Copy out the records below with each "Bar" changed to "Rectangle" and nothing else altered. Omit the pictures.
* BEGIN *
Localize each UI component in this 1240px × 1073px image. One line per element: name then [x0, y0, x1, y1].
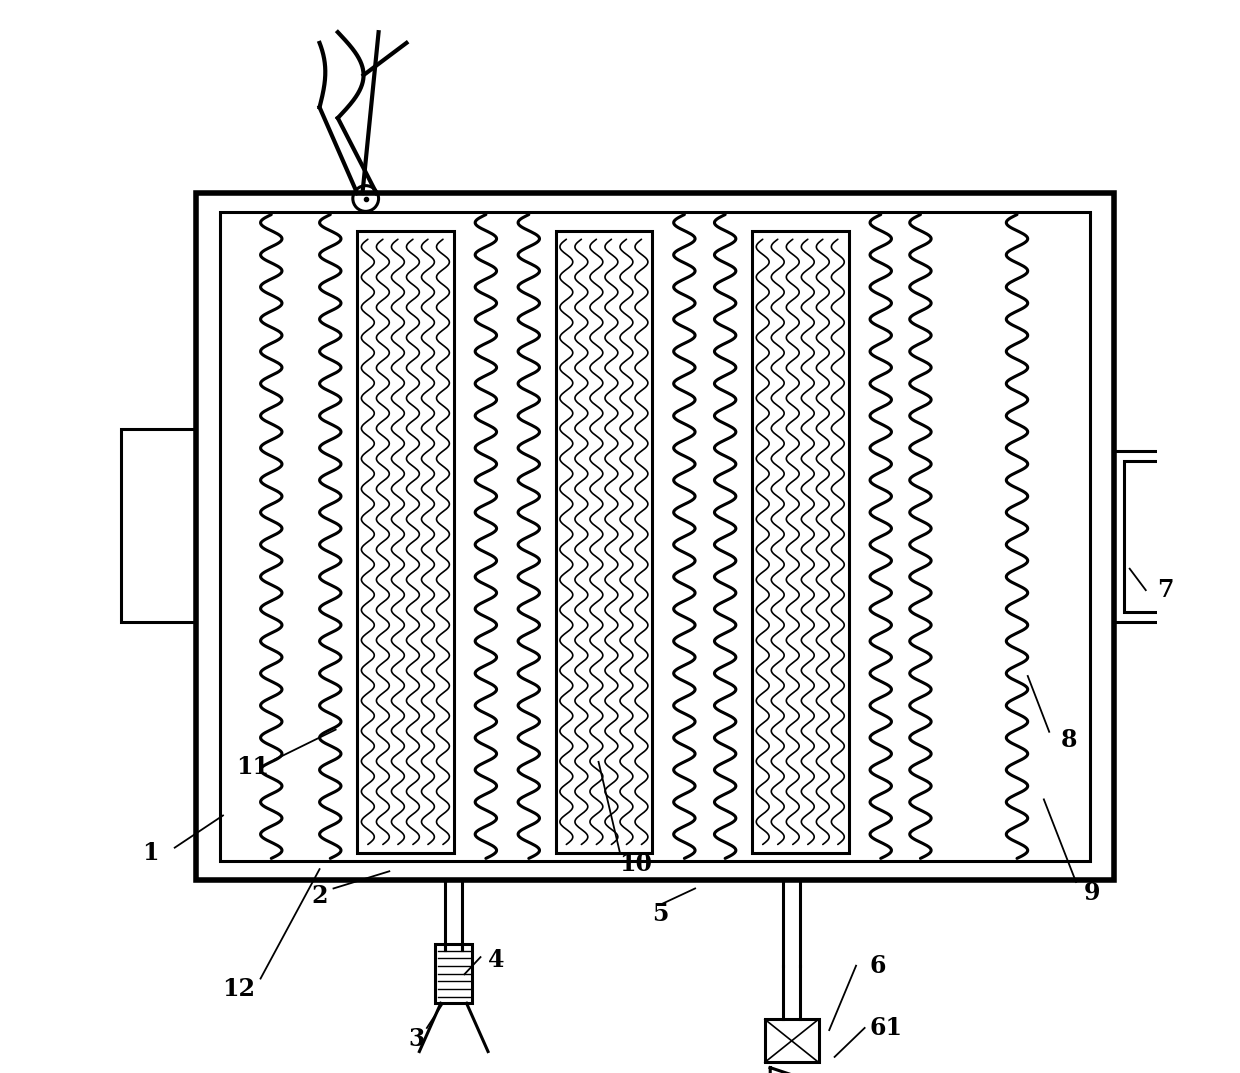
Bar — [1114, 451, 1183, 622]
Bar — [219, 212, 1090, 861]
Text: 5: 5 — [652, 902, 668, 926]
Text: 10: 10 — [620, 852, 652, 876]
Text: 7: 7 — [1157, 578, 1173, 602]
Text: 4: 4 — [489, 949, 505, 972]
Text: 12: 12 — [223, 978, 255, 1001]
Text: 6: 6 — [869, 954, 885, 978]
Bar — [122, 429, 196, 622]
Text: 11: 11 — [237, 755, 269, 779]
Bar — [751, 231, 848, 853]
Bar — [556, 231, 652, 853]
Bar — [196, 193, 1114, 880]
Text: 3: 3 — [408, 1027, 424, 1050]
Bar — [1125, 461, 1169, 612]
Bar — [357, 231, 454, 853]
Text: 1: 1 — [141, 841, 159, 865]
Text: 2: 2 — [311, 884, 327, 908]
Text: 8: 8 — [1060, 729, 1076, 752]
Text: 61: 61 — [869, 1016, 903, 1040]
Bar — [435, 944, 472, 1003]
Bar — [765, 1019, 818, 1062]
Text: 9: 9 — [1084, 881, 1100, 905]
* END *
## EXERCISE ANSWER
Localize each UI component in this 1240px × 1073px image. One line per element: name then [x0, y0, x1, y1].
Rectangle — [1114, 451, 1183, 622]
Rectangle — [219, 212, 1090, 861]
Text: 5: 5 — [652, 902, 668, 926]
Text: 10: 10 — [620, 852, 652, 876]
Text: 7: 7 — [1157, 578, 1173, 602]
Text: 4: 4 — [489, 949, 505, 972]
Text: 12: 12 — [223, 978, 255, 1001]
Text: 6: 6 — [869, 954, 885, 978]
Rectangle — [122, 429, 196, 622]
Text: 11: 11 — [237, 755, 269, 779]
Rectangle — [751, 231, 848, 853]
Rectangle — [556, 231, 652, 853]
Rectangle — [196, 193, 1114, 880]
Text: 3: 3 — [408, 1027, 424, 1050]
Rectangle — [1125, 461, 1169, 612]
Rectangle — [357, 231, 454, 853]
Text: 1: 1 — [141, 841, 159, 865]
Text: 2: 2 — [311, 884, 327, 908]
Text: 8: 8 — [1060, 729, 1076, 752]
Text: 61: 61 — [869, 1016, 903, 1040]
Rectangle — [435, 944, 472, 1003]
Rectangle — [765, 1019, 818, 1062]
Text: 9: 9 — [1084, 881, 1100, 905]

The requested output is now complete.